*** RAW RECORDS

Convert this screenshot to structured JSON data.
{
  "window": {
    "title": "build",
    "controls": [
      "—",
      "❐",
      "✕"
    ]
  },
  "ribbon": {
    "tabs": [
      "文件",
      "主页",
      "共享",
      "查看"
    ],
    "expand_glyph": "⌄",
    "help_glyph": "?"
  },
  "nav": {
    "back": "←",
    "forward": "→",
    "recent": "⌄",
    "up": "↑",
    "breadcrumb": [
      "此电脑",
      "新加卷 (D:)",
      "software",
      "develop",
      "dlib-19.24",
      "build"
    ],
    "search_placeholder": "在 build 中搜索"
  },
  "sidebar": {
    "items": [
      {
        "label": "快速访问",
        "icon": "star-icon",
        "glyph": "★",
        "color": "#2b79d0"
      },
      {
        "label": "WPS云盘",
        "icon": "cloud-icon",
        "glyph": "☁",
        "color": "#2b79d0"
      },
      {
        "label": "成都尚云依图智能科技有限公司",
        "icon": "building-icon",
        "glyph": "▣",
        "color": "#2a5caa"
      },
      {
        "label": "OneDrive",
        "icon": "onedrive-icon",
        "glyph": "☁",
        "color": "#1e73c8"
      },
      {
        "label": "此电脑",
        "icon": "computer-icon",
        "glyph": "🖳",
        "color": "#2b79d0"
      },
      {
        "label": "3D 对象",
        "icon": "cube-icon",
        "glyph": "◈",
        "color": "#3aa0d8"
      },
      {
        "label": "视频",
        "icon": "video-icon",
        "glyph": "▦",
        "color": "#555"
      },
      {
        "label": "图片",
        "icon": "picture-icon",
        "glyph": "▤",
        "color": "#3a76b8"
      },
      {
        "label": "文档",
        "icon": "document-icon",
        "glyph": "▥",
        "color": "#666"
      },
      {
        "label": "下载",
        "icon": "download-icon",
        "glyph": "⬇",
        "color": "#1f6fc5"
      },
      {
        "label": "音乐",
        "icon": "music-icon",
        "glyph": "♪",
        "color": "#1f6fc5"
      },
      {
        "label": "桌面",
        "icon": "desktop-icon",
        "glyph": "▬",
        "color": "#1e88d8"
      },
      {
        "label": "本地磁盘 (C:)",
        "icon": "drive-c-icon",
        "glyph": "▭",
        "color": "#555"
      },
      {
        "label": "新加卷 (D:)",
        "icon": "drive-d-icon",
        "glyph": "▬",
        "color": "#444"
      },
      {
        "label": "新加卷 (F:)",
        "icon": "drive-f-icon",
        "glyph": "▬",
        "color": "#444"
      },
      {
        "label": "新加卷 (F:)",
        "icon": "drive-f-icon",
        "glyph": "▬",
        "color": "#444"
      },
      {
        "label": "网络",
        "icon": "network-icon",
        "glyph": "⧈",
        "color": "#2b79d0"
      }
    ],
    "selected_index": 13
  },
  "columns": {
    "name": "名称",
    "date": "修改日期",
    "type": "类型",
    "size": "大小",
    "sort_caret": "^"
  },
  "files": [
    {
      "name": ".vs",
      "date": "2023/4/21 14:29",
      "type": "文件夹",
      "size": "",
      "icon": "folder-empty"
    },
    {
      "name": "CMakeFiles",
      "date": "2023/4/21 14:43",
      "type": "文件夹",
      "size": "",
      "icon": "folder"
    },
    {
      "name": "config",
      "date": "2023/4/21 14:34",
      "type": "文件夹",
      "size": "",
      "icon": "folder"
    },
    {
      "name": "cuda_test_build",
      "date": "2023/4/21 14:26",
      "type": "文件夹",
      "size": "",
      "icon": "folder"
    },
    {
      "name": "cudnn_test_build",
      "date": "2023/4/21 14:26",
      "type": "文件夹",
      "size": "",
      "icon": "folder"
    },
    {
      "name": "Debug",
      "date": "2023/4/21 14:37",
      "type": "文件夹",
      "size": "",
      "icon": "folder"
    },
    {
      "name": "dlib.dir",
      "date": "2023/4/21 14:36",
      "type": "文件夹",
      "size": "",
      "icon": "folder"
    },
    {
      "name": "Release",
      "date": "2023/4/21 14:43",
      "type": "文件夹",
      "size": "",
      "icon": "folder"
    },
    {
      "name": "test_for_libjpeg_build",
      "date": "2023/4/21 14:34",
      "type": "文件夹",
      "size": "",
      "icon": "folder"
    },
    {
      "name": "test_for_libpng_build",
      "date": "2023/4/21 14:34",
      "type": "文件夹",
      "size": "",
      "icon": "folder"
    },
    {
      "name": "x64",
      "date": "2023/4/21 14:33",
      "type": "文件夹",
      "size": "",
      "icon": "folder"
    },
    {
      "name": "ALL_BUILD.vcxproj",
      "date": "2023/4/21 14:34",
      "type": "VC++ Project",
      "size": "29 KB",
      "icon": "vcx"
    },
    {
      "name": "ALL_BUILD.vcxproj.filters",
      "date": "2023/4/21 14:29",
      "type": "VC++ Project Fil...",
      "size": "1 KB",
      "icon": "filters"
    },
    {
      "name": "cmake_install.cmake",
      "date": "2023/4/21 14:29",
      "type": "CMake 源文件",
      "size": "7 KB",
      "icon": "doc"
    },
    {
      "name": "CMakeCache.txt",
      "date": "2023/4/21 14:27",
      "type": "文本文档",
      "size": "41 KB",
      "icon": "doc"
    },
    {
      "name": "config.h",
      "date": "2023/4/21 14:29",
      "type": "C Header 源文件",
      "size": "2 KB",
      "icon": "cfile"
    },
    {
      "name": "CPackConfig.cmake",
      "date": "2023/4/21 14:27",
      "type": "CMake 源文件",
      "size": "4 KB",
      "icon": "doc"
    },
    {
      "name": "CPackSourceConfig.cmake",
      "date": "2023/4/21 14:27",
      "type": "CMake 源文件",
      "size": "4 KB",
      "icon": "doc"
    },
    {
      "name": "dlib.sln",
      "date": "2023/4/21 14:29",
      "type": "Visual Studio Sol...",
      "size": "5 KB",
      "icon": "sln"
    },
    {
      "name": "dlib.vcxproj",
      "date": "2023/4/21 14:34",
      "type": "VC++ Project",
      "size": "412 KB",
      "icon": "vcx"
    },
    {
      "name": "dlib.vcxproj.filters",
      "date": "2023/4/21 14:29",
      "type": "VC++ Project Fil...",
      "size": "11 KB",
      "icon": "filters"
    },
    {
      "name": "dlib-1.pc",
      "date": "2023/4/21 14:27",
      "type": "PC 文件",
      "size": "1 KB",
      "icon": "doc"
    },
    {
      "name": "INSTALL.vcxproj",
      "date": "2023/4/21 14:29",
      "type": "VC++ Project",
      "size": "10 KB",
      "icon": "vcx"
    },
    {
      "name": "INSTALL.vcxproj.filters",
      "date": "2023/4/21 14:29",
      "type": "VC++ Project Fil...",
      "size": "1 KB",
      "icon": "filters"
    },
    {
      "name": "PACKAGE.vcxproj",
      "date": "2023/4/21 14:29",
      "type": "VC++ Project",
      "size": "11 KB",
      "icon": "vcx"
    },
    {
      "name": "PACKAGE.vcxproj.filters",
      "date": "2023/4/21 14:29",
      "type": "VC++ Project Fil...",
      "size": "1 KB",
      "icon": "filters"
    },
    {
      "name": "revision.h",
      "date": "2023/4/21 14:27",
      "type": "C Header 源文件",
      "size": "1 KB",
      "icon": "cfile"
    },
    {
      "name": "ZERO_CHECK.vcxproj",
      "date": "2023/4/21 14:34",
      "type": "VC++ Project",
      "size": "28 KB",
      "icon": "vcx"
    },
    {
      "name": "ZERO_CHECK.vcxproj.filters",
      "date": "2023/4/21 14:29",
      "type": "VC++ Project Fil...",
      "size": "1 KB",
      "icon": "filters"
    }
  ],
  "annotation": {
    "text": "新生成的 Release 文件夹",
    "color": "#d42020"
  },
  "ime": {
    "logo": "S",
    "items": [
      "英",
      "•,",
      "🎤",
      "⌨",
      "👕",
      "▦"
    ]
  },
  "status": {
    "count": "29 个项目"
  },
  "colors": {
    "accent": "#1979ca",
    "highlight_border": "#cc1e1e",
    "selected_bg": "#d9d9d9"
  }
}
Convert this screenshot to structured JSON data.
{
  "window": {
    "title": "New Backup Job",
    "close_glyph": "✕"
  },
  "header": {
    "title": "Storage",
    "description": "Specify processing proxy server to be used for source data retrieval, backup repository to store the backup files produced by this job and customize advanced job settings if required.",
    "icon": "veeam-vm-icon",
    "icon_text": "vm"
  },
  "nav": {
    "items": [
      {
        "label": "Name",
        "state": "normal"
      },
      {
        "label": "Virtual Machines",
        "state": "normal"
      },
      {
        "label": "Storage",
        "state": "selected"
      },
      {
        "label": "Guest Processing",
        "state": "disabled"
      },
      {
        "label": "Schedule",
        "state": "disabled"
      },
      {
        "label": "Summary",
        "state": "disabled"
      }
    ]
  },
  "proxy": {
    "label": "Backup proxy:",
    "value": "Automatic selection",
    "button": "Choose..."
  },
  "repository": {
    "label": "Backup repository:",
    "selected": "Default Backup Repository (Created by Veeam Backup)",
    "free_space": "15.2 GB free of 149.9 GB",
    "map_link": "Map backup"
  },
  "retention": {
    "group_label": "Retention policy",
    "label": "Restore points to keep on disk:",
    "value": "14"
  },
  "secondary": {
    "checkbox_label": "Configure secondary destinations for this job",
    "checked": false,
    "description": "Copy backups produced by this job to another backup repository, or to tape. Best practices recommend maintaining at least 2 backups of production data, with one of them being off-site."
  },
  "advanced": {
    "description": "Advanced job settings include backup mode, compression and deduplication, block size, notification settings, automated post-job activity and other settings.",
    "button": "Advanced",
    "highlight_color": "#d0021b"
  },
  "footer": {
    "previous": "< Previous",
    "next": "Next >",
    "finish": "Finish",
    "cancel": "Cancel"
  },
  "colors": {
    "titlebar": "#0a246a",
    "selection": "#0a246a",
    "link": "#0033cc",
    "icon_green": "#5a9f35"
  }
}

******

Work out how many lines of the listing above include "selection". Answer with the number and nothing more.

2